[begin Entries provided]
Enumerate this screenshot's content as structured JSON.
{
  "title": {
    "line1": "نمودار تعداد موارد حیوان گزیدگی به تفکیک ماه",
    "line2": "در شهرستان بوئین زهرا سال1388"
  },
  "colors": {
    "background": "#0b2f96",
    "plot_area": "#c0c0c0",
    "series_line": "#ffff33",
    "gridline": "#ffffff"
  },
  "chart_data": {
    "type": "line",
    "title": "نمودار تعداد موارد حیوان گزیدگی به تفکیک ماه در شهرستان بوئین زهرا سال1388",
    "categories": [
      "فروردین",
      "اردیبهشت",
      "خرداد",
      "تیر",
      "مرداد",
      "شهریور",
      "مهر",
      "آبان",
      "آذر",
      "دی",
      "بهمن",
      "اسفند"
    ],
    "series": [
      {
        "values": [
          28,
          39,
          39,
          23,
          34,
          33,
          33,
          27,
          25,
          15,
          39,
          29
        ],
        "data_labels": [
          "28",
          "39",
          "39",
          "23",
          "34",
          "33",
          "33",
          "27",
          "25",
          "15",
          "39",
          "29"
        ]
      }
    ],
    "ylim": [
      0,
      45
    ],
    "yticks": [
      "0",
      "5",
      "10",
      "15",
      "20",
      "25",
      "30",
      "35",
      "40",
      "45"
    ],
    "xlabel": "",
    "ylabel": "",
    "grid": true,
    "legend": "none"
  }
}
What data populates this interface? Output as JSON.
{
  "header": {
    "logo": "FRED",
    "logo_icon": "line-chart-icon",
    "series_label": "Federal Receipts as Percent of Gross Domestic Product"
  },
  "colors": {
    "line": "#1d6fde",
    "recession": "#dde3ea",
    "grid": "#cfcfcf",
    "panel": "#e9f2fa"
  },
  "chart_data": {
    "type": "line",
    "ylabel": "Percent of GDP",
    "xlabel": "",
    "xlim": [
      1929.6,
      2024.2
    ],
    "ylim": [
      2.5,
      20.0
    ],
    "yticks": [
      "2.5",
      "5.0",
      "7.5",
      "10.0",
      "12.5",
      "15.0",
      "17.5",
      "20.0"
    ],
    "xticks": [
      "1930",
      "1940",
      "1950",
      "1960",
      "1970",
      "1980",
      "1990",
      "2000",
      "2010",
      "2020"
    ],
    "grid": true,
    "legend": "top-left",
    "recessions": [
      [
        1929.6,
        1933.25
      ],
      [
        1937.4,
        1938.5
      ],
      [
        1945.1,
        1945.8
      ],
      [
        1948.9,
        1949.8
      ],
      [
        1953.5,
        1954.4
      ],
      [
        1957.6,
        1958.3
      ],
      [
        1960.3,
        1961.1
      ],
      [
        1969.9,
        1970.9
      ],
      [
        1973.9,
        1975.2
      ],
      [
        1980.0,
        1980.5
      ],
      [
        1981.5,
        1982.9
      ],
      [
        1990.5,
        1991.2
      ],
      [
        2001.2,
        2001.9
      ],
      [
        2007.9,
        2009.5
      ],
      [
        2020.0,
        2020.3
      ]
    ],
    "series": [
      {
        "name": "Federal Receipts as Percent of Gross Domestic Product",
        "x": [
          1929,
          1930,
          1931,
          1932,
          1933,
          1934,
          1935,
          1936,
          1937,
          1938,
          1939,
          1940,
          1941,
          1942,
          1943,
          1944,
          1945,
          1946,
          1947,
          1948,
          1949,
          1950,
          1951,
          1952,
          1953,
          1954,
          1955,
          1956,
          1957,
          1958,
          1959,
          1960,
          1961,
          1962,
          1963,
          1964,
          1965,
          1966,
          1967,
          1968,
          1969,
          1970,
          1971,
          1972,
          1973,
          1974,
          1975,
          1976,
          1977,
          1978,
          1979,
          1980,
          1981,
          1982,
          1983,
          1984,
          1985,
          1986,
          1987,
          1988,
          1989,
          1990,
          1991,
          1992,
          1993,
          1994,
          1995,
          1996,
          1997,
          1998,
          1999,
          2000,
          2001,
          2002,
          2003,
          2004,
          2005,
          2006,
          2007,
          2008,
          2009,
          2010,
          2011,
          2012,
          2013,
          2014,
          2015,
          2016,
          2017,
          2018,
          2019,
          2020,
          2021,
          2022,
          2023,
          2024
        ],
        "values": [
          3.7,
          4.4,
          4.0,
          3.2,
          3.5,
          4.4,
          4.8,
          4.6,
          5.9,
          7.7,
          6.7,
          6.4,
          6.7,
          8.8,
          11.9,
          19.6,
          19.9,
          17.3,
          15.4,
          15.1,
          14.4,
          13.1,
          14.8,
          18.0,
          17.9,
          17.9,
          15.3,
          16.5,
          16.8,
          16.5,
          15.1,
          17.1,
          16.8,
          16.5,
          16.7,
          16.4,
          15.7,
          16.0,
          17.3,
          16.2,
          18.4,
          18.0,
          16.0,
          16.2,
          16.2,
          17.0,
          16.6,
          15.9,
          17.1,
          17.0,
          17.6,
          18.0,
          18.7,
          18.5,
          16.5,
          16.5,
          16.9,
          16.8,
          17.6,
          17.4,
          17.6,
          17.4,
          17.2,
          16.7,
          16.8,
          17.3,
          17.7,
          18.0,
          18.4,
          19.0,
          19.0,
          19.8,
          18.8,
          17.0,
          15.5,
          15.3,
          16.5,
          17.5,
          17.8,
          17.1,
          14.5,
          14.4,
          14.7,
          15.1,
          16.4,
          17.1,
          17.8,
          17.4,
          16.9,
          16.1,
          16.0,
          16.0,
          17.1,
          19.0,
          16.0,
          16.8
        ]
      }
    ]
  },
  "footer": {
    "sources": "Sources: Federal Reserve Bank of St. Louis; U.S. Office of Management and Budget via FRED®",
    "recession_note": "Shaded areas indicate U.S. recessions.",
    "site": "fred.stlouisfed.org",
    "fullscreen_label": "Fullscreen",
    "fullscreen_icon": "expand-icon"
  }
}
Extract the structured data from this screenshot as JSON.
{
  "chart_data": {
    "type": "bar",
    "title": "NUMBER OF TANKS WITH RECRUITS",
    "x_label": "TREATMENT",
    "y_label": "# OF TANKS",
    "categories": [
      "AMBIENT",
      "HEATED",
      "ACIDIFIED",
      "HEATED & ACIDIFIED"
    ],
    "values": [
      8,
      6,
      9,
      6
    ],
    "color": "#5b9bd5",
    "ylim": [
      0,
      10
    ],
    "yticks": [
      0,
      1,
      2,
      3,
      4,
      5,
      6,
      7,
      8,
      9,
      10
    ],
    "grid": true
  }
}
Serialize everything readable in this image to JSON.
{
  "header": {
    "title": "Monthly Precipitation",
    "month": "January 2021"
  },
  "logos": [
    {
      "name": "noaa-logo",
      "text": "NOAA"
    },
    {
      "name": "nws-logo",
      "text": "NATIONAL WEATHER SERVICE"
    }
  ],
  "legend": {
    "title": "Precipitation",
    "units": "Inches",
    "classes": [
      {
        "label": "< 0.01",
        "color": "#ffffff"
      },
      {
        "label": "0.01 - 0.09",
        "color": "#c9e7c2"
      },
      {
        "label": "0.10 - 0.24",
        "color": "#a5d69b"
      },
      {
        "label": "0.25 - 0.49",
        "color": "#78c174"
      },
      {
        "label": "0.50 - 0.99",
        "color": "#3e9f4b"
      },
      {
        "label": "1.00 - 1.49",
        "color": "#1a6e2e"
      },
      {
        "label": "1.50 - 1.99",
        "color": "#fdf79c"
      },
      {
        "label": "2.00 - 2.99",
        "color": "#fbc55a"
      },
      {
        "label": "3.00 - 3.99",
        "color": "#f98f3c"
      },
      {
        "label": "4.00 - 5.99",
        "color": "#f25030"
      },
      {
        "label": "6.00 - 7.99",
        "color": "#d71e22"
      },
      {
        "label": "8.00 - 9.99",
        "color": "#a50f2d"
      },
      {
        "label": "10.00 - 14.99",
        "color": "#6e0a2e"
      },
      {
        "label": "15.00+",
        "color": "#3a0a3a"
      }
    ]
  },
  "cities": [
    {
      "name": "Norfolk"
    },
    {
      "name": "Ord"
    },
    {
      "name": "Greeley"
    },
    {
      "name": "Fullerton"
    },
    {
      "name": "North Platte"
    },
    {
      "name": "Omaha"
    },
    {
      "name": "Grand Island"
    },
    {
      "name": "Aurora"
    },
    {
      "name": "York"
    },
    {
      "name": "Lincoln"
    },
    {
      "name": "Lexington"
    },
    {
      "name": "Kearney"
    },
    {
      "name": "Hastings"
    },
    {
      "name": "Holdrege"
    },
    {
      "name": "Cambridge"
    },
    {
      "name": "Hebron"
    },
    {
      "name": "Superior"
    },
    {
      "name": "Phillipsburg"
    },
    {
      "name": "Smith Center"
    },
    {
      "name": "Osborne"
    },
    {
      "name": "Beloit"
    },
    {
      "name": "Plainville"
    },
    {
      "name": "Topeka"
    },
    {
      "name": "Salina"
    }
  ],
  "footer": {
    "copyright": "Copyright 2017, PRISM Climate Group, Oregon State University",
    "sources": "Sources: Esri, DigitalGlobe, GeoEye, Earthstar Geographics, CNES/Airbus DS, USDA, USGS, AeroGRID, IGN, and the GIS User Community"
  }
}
[end Entries provided]
## [Work to do]
Scan the material above for the string "تفکیک" and return the lines that hold it.

## [Task answer]
    "line1": "نمودار تعداد موارد حیوان گزیدگی به تفکیک ماه",
    "title": "نمودار تعداد موارد حیوان گزیدگی به تفکیک ماه در شهرستان بوئین زهرا سال1388",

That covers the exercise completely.